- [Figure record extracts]
◆ ◆ ◆
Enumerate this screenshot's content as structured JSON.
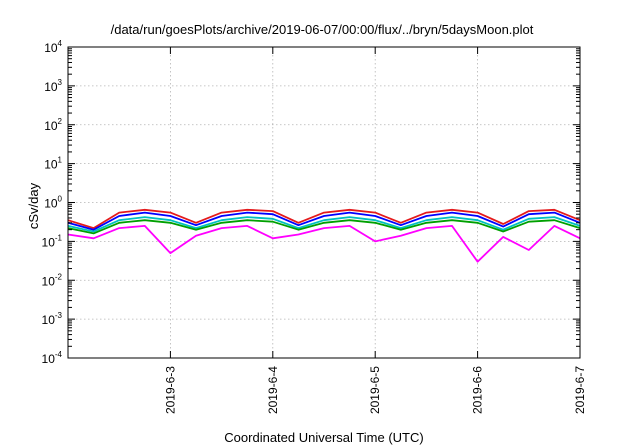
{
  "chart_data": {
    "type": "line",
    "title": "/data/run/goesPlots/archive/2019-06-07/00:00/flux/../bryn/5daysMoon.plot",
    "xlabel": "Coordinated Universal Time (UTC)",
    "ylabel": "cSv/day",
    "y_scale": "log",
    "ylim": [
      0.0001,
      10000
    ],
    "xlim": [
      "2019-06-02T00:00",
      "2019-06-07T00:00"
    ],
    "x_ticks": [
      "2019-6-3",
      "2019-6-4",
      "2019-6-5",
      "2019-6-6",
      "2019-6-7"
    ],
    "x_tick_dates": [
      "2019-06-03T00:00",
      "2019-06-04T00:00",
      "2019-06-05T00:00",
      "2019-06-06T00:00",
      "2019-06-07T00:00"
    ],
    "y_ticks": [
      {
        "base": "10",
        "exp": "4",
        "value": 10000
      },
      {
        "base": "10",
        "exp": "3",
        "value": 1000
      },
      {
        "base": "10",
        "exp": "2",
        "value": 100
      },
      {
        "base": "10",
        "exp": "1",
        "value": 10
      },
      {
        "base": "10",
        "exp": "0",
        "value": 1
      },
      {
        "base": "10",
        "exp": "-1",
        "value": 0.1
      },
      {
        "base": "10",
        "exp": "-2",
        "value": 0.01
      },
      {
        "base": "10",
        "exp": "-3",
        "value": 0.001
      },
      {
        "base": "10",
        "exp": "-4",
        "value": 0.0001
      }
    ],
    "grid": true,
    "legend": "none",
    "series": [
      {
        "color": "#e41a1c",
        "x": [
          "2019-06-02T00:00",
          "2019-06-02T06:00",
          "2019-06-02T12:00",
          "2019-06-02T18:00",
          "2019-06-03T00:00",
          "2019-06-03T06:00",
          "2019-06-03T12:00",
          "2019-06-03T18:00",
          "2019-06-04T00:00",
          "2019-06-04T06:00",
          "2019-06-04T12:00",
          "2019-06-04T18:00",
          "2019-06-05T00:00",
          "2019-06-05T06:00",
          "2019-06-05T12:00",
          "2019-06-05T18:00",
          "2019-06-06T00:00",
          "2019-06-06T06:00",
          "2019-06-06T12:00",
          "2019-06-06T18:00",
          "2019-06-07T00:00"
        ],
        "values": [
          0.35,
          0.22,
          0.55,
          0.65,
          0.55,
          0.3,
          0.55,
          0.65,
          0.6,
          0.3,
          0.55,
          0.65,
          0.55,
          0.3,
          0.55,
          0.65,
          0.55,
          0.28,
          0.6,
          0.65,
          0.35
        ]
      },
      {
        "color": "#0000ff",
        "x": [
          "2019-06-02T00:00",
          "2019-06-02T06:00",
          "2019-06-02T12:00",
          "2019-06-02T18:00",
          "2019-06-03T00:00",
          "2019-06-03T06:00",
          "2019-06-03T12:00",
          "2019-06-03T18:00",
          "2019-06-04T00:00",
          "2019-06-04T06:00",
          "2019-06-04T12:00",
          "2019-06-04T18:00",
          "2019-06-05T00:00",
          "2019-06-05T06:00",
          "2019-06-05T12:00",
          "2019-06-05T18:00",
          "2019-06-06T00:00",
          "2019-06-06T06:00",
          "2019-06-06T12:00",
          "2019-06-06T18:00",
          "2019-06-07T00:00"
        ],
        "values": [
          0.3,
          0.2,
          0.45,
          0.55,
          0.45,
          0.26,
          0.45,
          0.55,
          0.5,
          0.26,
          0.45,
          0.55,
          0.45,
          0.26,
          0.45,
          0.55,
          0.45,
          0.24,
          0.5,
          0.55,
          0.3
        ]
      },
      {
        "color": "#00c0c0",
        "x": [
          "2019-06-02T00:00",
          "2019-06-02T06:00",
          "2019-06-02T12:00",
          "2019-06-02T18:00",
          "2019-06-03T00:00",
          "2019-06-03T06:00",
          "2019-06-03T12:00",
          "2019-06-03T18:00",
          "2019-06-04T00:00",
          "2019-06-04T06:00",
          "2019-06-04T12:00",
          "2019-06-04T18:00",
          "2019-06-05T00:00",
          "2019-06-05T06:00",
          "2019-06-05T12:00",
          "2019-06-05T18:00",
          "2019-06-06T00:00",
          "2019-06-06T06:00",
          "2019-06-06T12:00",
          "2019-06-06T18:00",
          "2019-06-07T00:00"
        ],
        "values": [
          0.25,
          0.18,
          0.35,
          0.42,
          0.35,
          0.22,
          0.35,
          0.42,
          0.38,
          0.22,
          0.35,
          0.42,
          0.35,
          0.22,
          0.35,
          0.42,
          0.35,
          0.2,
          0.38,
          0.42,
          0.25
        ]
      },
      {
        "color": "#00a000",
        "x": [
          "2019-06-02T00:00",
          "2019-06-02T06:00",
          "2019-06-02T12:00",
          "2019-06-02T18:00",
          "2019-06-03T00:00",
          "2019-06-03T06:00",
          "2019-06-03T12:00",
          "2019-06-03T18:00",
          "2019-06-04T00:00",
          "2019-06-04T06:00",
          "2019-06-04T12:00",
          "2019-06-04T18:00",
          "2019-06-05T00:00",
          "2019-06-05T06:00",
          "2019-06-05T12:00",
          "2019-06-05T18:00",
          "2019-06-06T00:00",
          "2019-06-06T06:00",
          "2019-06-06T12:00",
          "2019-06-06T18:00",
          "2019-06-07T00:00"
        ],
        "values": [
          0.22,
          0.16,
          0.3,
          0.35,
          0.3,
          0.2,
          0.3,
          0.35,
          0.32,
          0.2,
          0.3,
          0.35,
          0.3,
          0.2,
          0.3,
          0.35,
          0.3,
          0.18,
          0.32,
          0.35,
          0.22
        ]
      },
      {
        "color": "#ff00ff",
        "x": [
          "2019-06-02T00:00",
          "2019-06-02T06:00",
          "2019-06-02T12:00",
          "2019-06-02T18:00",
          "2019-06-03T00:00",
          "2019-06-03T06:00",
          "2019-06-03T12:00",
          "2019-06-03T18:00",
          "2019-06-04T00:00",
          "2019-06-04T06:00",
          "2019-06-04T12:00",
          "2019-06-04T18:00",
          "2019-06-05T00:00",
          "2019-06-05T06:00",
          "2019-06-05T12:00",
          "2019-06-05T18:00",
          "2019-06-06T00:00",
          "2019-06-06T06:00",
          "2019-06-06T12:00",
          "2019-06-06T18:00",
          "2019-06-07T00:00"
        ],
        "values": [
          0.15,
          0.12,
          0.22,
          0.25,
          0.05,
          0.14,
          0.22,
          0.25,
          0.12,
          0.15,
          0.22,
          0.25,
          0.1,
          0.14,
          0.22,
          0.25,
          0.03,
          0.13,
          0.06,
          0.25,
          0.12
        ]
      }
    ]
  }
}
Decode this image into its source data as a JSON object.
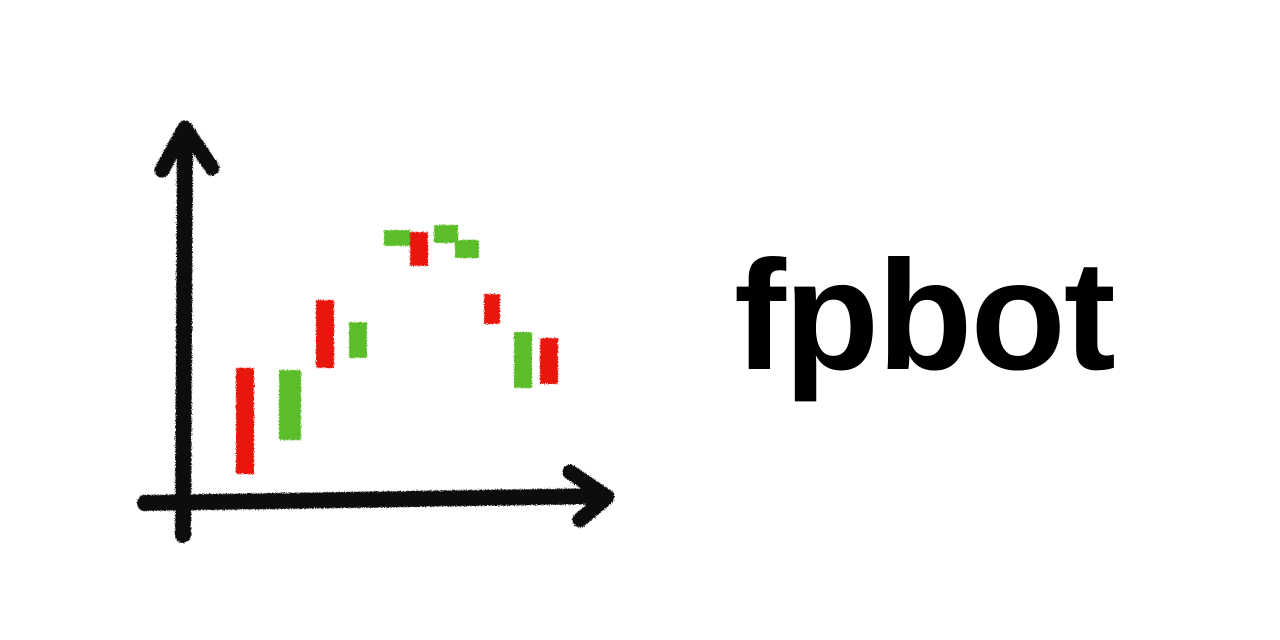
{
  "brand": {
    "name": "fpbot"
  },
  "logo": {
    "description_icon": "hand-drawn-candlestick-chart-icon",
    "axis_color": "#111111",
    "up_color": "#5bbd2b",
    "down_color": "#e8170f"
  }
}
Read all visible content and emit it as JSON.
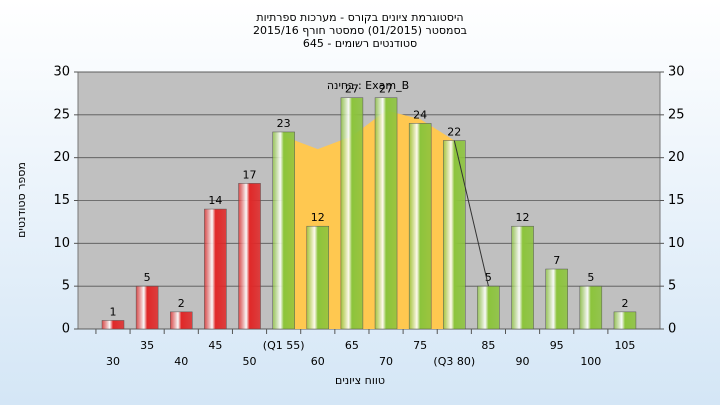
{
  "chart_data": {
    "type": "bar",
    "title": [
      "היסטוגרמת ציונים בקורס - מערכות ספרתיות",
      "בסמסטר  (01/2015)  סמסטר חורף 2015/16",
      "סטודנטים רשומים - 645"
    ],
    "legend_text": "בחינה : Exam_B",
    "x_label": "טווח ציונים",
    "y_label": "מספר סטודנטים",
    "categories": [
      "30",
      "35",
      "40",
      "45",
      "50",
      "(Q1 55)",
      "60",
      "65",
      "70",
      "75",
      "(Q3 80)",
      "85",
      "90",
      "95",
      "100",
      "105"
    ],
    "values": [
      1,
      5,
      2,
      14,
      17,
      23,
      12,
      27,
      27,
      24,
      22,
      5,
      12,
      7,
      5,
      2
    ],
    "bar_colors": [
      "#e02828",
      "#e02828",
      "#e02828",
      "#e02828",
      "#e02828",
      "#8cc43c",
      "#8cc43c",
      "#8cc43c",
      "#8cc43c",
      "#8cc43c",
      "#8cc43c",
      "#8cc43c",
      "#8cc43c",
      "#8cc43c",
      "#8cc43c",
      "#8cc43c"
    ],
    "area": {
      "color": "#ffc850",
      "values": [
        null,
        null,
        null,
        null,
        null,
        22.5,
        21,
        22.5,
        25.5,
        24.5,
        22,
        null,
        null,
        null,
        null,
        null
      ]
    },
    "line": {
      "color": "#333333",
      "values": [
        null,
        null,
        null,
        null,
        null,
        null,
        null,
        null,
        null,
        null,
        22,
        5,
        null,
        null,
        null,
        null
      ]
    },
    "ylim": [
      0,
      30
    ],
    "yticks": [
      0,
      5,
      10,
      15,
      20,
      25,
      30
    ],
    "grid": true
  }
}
◆ ◆ ◆
- [GIVEN TASK]
Your answer should be a single number: the count of lines in the entries that contain the word "סטודנטים".

- [THE SOLUTION]
2